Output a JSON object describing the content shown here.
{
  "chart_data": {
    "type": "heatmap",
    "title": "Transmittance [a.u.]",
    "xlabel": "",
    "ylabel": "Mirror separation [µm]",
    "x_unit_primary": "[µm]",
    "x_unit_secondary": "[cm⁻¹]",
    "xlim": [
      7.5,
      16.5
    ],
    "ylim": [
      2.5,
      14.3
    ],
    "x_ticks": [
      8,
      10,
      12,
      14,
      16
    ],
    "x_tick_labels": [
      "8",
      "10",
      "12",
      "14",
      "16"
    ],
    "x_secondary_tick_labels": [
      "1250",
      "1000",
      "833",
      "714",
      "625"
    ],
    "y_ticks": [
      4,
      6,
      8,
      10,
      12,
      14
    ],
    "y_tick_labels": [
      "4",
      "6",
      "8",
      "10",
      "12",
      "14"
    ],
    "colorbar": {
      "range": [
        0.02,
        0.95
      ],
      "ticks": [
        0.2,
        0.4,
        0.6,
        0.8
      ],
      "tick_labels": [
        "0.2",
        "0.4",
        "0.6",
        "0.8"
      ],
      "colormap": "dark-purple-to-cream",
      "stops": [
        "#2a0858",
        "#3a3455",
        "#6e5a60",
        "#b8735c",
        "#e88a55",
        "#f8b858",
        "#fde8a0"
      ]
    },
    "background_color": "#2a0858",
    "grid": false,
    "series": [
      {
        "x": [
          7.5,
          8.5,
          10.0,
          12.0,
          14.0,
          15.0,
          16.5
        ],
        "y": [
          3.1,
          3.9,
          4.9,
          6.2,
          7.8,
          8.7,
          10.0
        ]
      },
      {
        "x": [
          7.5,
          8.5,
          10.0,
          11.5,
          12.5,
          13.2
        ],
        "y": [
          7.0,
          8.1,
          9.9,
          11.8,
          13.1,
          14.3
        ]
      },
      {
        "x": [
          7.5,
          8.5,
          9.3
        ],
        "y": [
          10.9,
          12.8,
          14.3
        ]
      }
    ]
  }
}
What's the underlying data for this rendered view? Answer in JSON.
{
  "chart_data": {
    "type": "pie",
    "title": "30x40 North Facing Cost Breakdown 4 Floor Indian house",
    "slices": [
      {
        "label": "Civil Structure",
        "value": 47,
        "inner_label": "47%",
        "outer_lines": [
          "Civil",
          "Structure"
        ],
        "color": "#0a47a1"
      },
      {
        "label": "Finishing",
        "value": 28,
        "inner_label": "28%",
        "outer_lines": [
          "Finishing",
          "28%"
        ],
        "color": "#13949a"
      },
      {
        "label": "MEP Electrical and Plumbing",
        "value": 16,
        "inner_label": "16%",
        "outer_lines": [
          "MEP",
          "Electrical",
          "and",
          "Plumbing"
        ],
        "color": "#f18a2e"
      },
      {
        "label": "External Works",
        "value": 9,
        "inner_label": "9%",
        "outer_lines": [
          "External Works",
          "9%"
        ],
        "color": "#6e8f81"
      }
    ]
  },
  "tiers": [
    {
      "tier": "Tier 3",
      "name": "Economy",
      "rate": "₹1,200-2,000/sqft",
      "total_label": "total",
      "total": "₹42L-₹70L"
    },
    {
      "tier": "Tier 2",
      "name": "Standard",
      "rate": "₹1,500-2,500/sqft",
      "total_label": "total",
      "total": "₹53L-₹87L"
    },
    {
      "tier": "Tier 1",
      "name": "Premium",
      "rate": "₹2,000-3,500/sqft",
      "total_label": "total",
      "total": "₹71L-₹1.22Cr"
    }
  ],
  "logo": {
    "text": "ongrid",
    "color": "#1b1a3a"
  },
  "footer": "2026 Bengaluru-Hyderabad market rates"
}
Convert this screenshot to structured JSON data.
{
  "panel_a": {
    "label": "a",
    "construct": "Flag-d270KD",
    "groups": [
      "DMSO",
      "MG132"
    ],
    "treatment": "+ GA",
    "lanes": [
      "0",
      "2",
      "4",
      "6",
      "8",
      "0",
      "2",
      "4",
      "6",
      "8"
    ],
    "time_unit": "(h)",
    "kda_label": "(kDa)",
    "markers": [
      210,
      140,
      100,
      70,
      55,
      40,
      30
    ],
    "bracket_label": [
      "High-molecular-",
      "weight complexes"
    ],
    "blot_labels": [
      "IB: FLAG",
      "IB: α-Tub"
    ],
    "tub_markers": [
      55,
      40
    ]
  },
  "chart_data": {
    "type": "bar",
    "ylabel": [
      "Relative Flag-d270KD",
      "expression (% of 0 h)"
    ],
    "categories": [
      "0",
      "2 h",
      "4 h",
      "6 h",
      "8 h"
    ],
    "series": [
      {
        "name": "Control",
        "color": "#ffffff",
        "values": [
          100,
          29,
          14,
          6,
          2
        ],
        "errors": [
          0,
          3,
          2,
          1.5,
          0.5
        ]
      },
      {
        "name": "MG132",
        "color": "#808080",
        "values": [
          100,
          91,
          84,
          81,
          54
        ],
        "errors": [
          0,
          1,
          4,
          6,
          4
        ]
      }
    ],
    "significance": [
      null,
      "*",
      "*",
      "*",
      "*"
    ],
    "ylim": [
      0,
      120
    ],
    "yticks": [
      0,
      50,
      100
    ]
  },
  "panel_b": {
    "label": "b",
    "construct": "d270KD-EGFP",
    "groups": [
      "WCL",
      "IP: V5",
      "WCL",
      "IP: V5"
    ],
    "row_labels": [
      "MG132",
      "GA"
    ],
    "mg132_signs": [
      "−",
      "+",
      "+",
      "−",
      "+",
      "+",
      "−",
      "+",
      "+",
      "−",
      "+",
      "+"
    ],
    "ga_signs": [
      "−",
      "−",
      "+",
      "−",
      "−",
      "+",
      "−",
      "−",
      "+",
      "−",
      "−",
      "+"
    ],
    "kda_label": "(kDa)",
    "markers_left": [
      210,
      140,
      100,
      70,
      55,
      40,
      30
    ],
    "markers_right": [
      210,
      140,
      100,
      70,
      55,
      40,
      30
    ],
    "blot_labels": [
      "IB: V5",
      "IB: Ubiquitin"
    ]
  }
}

- - - -

**Exercise brief:**
Retype all the records, matching them exactly.

**Finished task:**
Output a JSON object describing the content shown here.
{
  "chart_data": {
    "type": "heatmap",
    "title": "Transmittance [a.u.]",
    "xlabel": "",
    "ylabel": "Mirror separation [µm]",
    "x_unit_primary": "[µm]",
    "x_unit_secondary": "[cm⁻¹]",
    "xlim": [
      7.5,
      16.5
    ],
    "ylim": [
      2.5,
      14.3
    ],
    "x_ticks": [
      8,
      10,
      12,
      14,
      16
    ],
    "x_tick_labels": [
      "8",
      "10",
      "12",
      "14",
      "16"
    ],
    "x_secondary_tick_labels": [
      "1250",
      "1000",
      "833",
      "714",
      "625"
    ],
    "y_ticks": [
      4,
      6,
      8,
      10,
      12,
      14
    ],
    "y_tick_labels": [
      "4",
      "6",
      "8",
      "10",
      "12",
      "14"
    ],
    "colorbar": {
      "range": [
        0.02,
        0.95
      ],
      "ticks": [
        0.2,
        0.4,
        0.6,
        0.8
      ],
      "tick_labels": [
        "0.2",
        "0.4",
        "0.6",
        "0.8"
      ],
      "colormap": "dark-purple-to-cream",
      "stops": [
        "#2a0858",
        "#3a3455",
        "#6e5a60",
        "#b8735c",
        "#e88a55",
        "#f8b858",
        "#fde8a0"
      ]
    },
    "background_color": "#2a0858",
    "grid": false,
    "series": [
      {
        "x": [
          7.5,
          8.5,
          10.0,
          12.0,
          14.0,
          15.0,
          16.5
        ],
        "y": [
          3.1,
          3.9,
          4.9,
          6.2,
          7.8,
          8.7,
          10.0
        ]
      },
      {
        "x": [
          7.5,
          8.5,
          10.0,
          11.5,
          12.5,
          13.2
        ],
        "y": [
          7.0,
          8.1,
          9.9,
          11.8,
          13.1,
          14.3
        ]
      },
      {
        "x": [
          7.5,
          8.5,
          9.3
        ],
        "y": [
          10.9,
          12.8,
          14.3
        ]
      }
    ]
  }
}
What's the underlying data for this rendered view? Answer in JSON.
{
  "chart_data": {
    "type": "pie",
    "title": "30x40 North Facing Cost Breakdown 4 Floor Indian house",
    "slices": [
      {
        "label": "Civil Structure",
        "value": 47,
        "inner_label": "47%",
        "outer_lines": [
          "Civil",
          "Structure"
        ],
        "color": "#0a47a1"
      },
      {
        "label": "Finishing",
        "value": 28,
        "inner_label": "28%",
        "outer_lines": [
          "Finishing",
          "28%"
        ],
        "color": "#13949a"
      },
      {
        "label": "MEP Electrical and Plumbing",
        "value": 16,
        "inner_label": "16%",
        "outer_lines": [
          "MEP",
          "Electrical",
          "and",
          "Plumbing"
        ],
        "color": "#f18a2e"
      },
      {
        "label": "External Works",
        "value": 9,
        "inner_label": "9%",
        "outer_lines": [
          "External Works",
          "9%"
        ],
        "color": "#6e8f81"
      }
    ]
  },
  "tiers": [
    {
      "tier": "Tier 3",
      "name": "Economy",
      "rate": "₹1,200-2,000/sqft",
      "total_label": "total",
      "total": "₹42L-₹70L"
    },
    {
      "tier": "Tier 2",
      "name": "Standard",
      "rate": "₹1,500-2,500/sqft",
      "total_label": "total",
      "total": "₹53L-₹87L"
    },
    {
      "tier": "Tier 1",
      "name": "Premium",
      "rate": "₹2,000-3,500/sqft",
      "total_label": "total",
      "total": "₹71L-₹1.22Cr"
    }
  ],
  "logo": {
    "text": "ongrid",
    "color": "#1b1a3a"
  },
  "footer": "2026 Bengaluru-Hyderabad market rates"
}
Convert this screenshot to structured JSON data.
{
  "panel_a": {
    "label": "a",
    "construct": "Flag-d270KD",
    "groups": [
      "DMSO",
      "MG132"
    ],
    "treatment": "+ GA",
    "lanes": [
      "0",
      "2",
      "4",
      "6",
      "8",
      "0",
      "2",
      "4",
      "6",
      "8"
    ],
    "time_unit": "(h)",
    "kda_label": "(kDa)",
    "markers": [
      210,
      140,
      100,
      70,
      55,
      40,
      30
    ],
    "bracket_label": [
      "High-molecular-",
      "weight complexes"
    ],
    "blot_labels": [
      "IB: FLAG",
      "IB: α-Tub"
    ],
    "tub_markers": [
      55,
      40
    ]
  },
  "chart_data": {
    "type": "bar",
    "ylabel": [
      "Relative Flag-d270KD",
      "expression (% of 0 h)"
    ],
    "categories": [
      "0",
      "2 h",
      "4 h",
      "6 h",
      "8 h"
    ],
    "series": [
      {
        "name": "Control",
        "color": "#ffffff",
        "values": [
          100,
          29,
          14,
          6,
          2
        ],
        "errors": [
          0,
          3,
          2,
          1.5,
          0.5
        ]
      },
      {
        "name": "MG132",
        "color": "#808080",
        "values": [
          100,
          91,
          84,
          81,
          54
        ],
        "errors": [
          0,
          1,
          4,
          6,
          4
        ]
      }
    ],
    "significance": [
      null,
      "*",
      "*",
      "*",
      "*"
    ],
    "ylim": [
      0,
      120
    ],
    "yticks": [
      0,
      50,
      100
    ]
  },
  "panel_b": {
    "label": "b",
    "construct": "d270KD-EGFP",
    "groups": [
      "WCL",
      "IP: V5",
      "WCL",
      "IP: V5"
    ],
    "row_labels": [
      "MG132",
      "GA"
    ],
    "mg132_signs": [
      "−",
      "+",
      "+",
      "−",
      "+",
      "+",
      "−",
      "+",
      "+",
      "−",
      "+",
      "+"
    ],
    "ga_signs": [
      "−",
      "−",
      "+",
      "−",
      "−",
      "+",
      "−",
      "−",
      "+",
      "−",
      "−",
      "+"
    ],
    "kda_label": "(kDa)",
    "markers_left": [
      210,
      140,
      100,
      70,
      55,
      40,
      30
    ],
    "markers_right": [
      210,
      140,
      100,
      70,
      55,
      40,
      30
    ],
    "blot_labels": [
      "IB: V5",
      "IB: Ubiquitin"
    ]
  }
}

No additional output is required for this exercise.